**WHAT NEEDS TO BE DONE**
Copy out every record below exactly as written, but leave out any pictures.

**RECORD EXTRACTS**
<<<<
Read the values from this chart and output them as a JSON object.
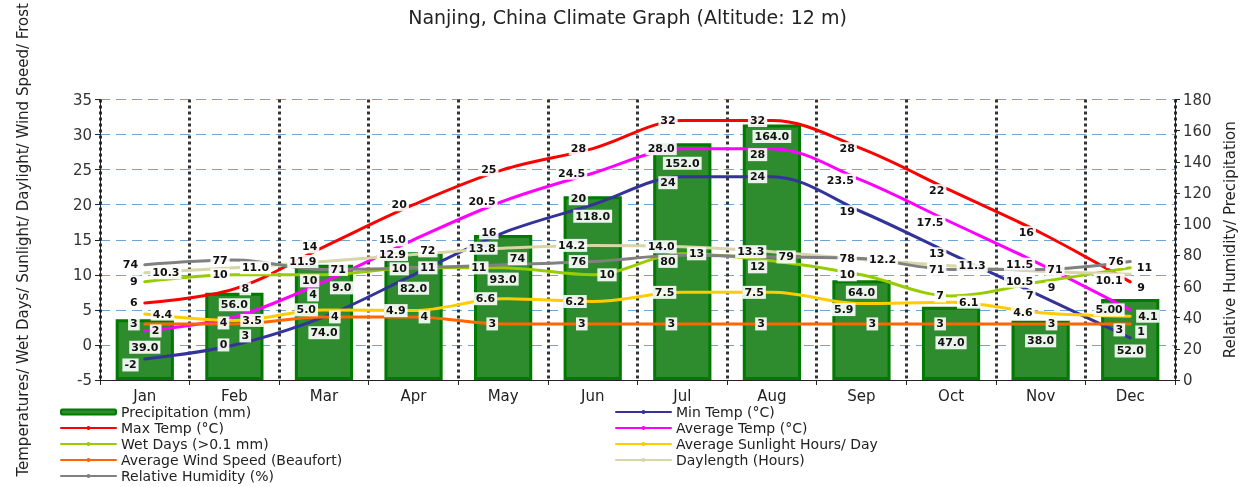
{
  "chart_data": {
    "type": "line",
    "title": "Nanjing, China Climate Graph (Altitude: 12 m)",
    "ylabel": "Temperatures/ Wet Days/ Sunlight/ Daylight/ Wind Speed/ Frost",
    "y2label": "Relative Humidity/ Precipitation",
    "categories": [
      "Jan",
      "Feb",
      "Mar",
      "Apr",
      "May",
      "Jun",
      "Jul",
      "Aug",
      "Sep",
      "Oct",
      "Nov",
      "Dec"
    ],
    "ylim": [
      -5,
      35
    ],
    "yticks": [
      -5,
      0,
      5,
      10,
      15,
      20,
      25,
      30,
      35
    ],
    "y2lim": [
      0,
      180
    ],
    "y2ticks": [
      0,
      20,
      40,
      60,
      80,
      100,
      120,
      140,
      160,
      180
    ],
    "grid": true,
    "legend": "bottom",
    "marker": "none",
    "line_style": "solid",
    "series": [
      {
        "name": "Precipitation (mm)",
        "type": "bar",
        "axis": "y2",
        "color": "#2e8b2e",
        "values": [
          39,
          56,
          74,
          82,
          93,
          118,
          152,
          164,
          64,
          47,
          38,
          52
        ],
        "value_labels": [
          "39.0",
          "56.0",
          "74.0",
          "82.0",
          "93.0",
          "118.0",
          "152.0",
          "164.0",
          "64.0",
          "47.0",
          "38.0",
          "52.0"
        ]
      },
      {
        "name": "Min Temp (°C)",
        "color": "#333399",
        "values": [
          -2,
          0,
          4,
          10,
          16,
          20,
          24,
          24,
          19,
          13,
          7,
          1
        ],
        "value_labels": [
          "-2",
          "0",
          "4",
          "10",
          "16",
          "20",
          "24",
          "24",
          "19",
          "13",
          "7",
          "1"
        ]
      },
      {
        "name": "Max Temp (°C)",
        "color": "#ff0000",
        "values": [
          6,
          8,
          14,
          20,
          25,
          28,
          32,
          32,
          28,
          22,
          16,
          9
        ],
        "value_labels": [
          "6",
          "8",
          "14",
          "20",
          "25",
          "28",
          "32",
          "32",
          "28",
          "22",
          "16",
          "9"
        ]
      },
      {
        "name": "Average Temp (°C)",
        "color": "#ff00ff",
        "values": [
          2,
          4,
          9,
          15,
          20.5,
          24.5,
          28,
          28,
          23.5,
          17.5,
          11.5,
          5
        ],
        "value_labels": [
          "2",
          "4",
          "9.0",
          "15.0",
          "20.5",
          "24.5",
          "28.0",
          "28",
          "23.5",
          "17.5",
          "11.5",
          "5.00"
        ]
      },
      {
        "name": "Wet Days (>0.1 mm)",
        "color": "#99cc00",
        "values": [
          9,
          10,
          10,
          11,
          11,
          10,
          13,
          12,
          10,
          7,
          9,
          11
        ],
        "value_labels": [
          "9",
          "10",
          "10",
          "11",
          "11",
          "10",
          "13",
          "12",
          "10",
          "7",
          "9",
          "11"
        ]
      },
      {
        "name": "Average Sunlight Hours/ Day",
        "color": "#ffcc00",
        "values": [
          4.4,
          3.5,
          5.0,
          4.9,
          6.6,
          6.2,
          7.5,
          7.5,
          5.9,
          6.1,
          4.6,
          4.1
        ],
        "value_labels": [
          "4.4",
          "3.5",
          "5.0",
          "4.9",
          "6.6",
          "6.2",
          "7.5",
          "7.5",
          "5.9",
          "6.1",
          "4.6",
          "4.1"
        ]
      },
      {
        "name": "Average Wind Speed (Beaufort)",
        "color": "#ff6600",
        "values": [
          3,
          3,
          4,
          4,
          3,
          3,
          3,
          3,
          3,
          3,
          3,
          3
        ],
        "value_labels": [
          "3",
          "3",
          "4",
          "4",
          "3",
          "3",
          "3",
          "3",
          "3",
          "3",
          "3",
          "3"
        ]
      },
      {
        "name": "Daylength (Hours)",
        "color": "#d6d6a8",
        "values": [
          10.3,
          11.0,
          11.9,
          12.9,
          13.8,
          14.2,
          14.0,
          13.3,
          12.2,
          11.3,
          10.5,
          10.1
        ],
        "value_labels": [
          "10.3",
          "11.0",
          "11.9",
          "12.9",
          "13.8",
          "14.2",
          "14.0",
          "13.3",
          "12.2",
          "11.3",
          "10.5",
          "10.1"
        ]
      },
      {
        "name": "Relative Humidity (%)",
        "axis": "y2",
        "color": "#808080",
        "values": [
          74,
          77,
          71,
          72,
          74,
          76,
          80,
          79,
          78,
          71,
          71,
          76
        ],
        "value_labels": [
          "74",
          "77",
          "71",
          "72",
          "74",
          "76",
          "80",
          "79",
          "78",
          "71",
          "71",
          "76"
        ]
      }
    ]
  }
}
>>>>
**FINISHED ANSWER**
Read the values from this chart and output them as a JSON object.
{
  "chart_data": {
    "type": "line",
    "title": "Nanjing, China Climate Graph (Altitude: 12 m)",
    "ylabel": "Temperatures/ Wet Days/ Sunlight/ Daylight/ Wind Speed/ Frost",
    "y2label": "Relative Humidity/ Precipitation",
    "categories": [
      "Jan",
      "Feb",
      "Mar",
      "Apr",
      "May",
      "Jun",
      "Jul",
      "Aug",
      "Sep",
      "Oct",
      "Nov",
      "Dec"
    ],
    "ylim": [
      -5,
      35
    ],
    "yticks": [
      -5,
      0,
      5,
      10,
      15,
      20,
      25,
      30,
      35
    ],
    "y2lim": [
      0,
      180
    ],
    "y2ticks": [
      0,
      20,
      40,
      60,
      80,
      100,
      120,
      140,
      160,
      180
    ],
    "grid": true,
    "legend": "bottom",
    "marker": "none",
    "line_style": "solid",
    "series": [
      {
        "name": "Precipitation (mm)",
        "type": "bar",
        "axis": "y2",
        "color": "#2e8b2e",
        "values": [
          39,
          56,
          74,
          82,
          93,
          118,
          152,
          164,
          64,
          47,
          38,
          52
        ],
        "value_labels": [
          "39.0",
          "56.0",
          "74.0",
          "82.0",
          "93.0",
          "118.0",
          "152.0",
          "164.0",
          "64.0",
          "47.0",
          "38.0",
          "52.0"
        ]
      },
      {
        "name": "Min Temp (°C)",
        "color": "#333399",
        "values": [
          -2,
          0,
          4,
          10,
          16,
          20,
          24,
          24,
          19,
          13,
          7,
          1
        ],
        "value_labels": [
          "-2",
          "0",
          "4",
          "10",
          "16",
          "20",
          "24",
          "24",
          "19",
          "13",
          "7",
          "1"
        ]
      },
      {
        "name": "Max Temp (°C)",
        "color": "#ff0000",
        "values": [
          6,
          8,
          14,
          20,
          25,
          28,
          32,
          32,
          28,
          22,
          16,
          9
        ],
        "value_labels": [
          "6",
          "8",
          "14",
          "20",
          "25",
          "28",
          "32",
          "32",
          "28",
          "22",
          "16",
          "9"
        ]
      },
      {
        "name": "Average Temp (°C)",
        "color": "#ff00ff",
        "values": [
          2,
          4,
          9,
          15,
          20.5,
          24.5,
          28,
          28,
          23.5,
          17.5,
          11.5,
          5
        ],
        "value_labels": [
          "2",
          "4",
          "9.0",
          "15.0",
          "20.5",
          "24.5",
          "28.0",
          "28",
          "23.5",
          "17.5",
          "11.5",
          "5.00"
        ]
      },
      {
        "name": "Wet Days (>0.1 mm)",
        "color": "#99cc00",
        "values": [
          9,
          10,
          10,
          11,
          11,
          10,
          13,
          12,
          10,
          7,
          9,
          11
        ],
        "value_labels": [
          "9",
          "10",
          "10",
          "11",
          "11",
          "10",
          "13",
          "12",
          "10",
          "7",
          "9",
          "11"
        ]
      },
      {
        "name": "Average Sunlight Hours/ Day",
        "color": "#ffcc00",
        "values": [
          4.4,
          3.5,
          5.0,
          4.9,
          6.6,
          6.2,
          7.5,
          7.5,
          5.9,
          6.1,
          4.6,
          4.1
        ],
        "value_labels": [
          "4.4",
          "3.5",
          "5.0",
          "4.9",
          "6.6",
          "6.2",
          "7.5",
          "7.5",
          "5.9",
          "6.1",
          "4.6",
          "4.1"
        ]
      },
      {
        "name": "Average Wind Speed (Beaufort)",
        "color": "#ff6600",
        "values": [
          3,
          3,
          4,
          4,
          3,
          3,
          3,
          3,
          3,
          3,
          3,
          3
        ],
        "value_labels": [
          "3",
          "3",
          "4",
          "4",
          "3",
          "3",
          "3",
          "3",
          "3",
          "3",
          "3",
          "3"
        ]
      },
      {
        "name": "Daylength (Hours)",
        "color": "#d6d6a8",
        "values": [
          10.3,
          11.0,
          11.9,
          12.9,
          13.8,
          14.2,
          14.0,
          13.3,
          12.2,
          11.3,
          10.5,
          10.1
        ],
        "value_labels": [
          "10.3",
          "11.0",
          "11.9",
          "12.9",
          "13.8",
          "14.2",
          "14.0",
          "13.3",
          "12.2",
          "11.3",
          "10.5",
          "10.1"
        ]
      },
      {
        "name": "Relative Humidity (%)",
        "axis": "y2",
        "color": "#808080",
        "values": [
          74,
          77,
          71,
          72,
          74,
          76,
          80,
          79,
          78,
          71,
          71,
          76
        ],
        "value_labels": [
          "74",
          "77",
          "71",
          "72",
          "74",
          "76",
          "80",
          "79",
          "78",
          "71",
          "71",
          "76"
        ]
      }
    ]
  }
}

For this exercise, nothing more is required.